* [WORK INSTRUCTIONS] Copy every line of the records below that holds the word "autre".

[Dataset rows]
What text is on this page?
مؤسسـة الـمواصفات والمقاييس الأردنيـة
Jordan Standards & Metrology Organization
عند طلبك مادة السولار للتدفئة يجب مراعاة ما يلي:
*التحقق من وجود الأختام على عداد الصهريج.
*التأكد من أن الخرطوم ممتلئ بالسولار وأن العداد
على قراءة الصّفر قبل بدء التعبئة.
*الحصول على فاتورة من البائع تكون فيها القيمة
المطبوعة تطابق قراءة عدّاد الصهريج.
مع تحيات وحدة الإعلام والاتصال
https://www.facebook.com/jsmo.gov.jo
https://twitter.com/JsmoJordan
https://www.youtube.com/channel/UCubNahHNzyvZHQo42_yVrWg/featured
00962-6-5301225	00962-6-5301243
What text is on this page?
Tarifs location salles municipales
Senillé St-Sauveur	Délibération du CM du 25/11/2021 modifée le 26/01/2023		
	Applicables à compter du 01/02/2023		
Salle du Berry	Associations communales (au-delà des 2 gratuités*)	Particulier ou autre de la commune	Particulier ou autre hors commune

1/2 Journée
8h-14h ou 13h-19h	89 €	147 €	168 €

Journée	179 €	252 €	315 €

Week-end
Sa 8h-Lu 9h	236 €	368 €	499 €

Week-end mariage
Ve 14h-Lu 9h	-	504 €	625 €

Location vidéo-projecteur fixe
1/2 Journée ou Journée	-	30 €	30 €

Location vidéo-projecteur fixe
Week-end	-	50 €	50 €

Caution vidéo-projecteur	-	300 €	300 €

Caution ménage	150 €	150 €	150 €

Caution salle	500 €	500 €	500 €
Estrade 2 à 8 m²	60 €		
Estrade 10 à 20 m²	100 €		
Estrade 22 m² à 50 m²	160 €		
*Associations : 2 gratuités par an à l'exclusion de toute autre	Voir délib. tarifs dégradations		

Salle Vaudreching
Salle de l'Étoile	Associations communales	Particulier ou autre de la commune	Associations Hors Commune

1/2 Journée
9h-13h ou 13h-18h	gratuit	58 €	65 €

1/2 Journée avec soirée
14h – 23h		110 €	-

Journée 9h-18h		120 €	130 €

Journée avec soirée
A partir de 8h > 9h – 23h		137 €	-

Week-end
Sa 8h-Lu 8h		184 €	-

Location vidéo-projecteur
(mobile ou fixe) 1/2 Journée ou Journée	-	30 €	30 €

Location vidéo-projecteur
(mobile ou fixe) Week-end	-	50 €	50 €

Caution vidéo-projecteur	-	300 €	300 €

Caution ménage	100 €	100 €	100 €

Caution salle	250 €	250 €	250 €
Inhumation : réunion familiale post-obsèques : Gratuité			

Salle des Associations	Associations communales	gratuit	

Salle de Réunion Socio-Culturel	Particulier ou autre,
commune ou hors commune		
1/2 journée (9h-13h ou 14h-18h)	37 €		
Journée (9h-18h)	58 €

* [ANSWER IN FULL]
Salle du Berry	Associations communales (au-delà des 2 gratuités*)	Particulier ou autre de la commune	Particulier ou autre hors commune
*Associations : 2 gratuités par an à l'exclusion de toute autre	Voir délib. tarifs dégradations		
Salle de l'Étoile	Associations communales	Particulier ou autre de la commune	Associations Hors Commune
Salle de Réunion Socio-Culturel	Particulier ou autre,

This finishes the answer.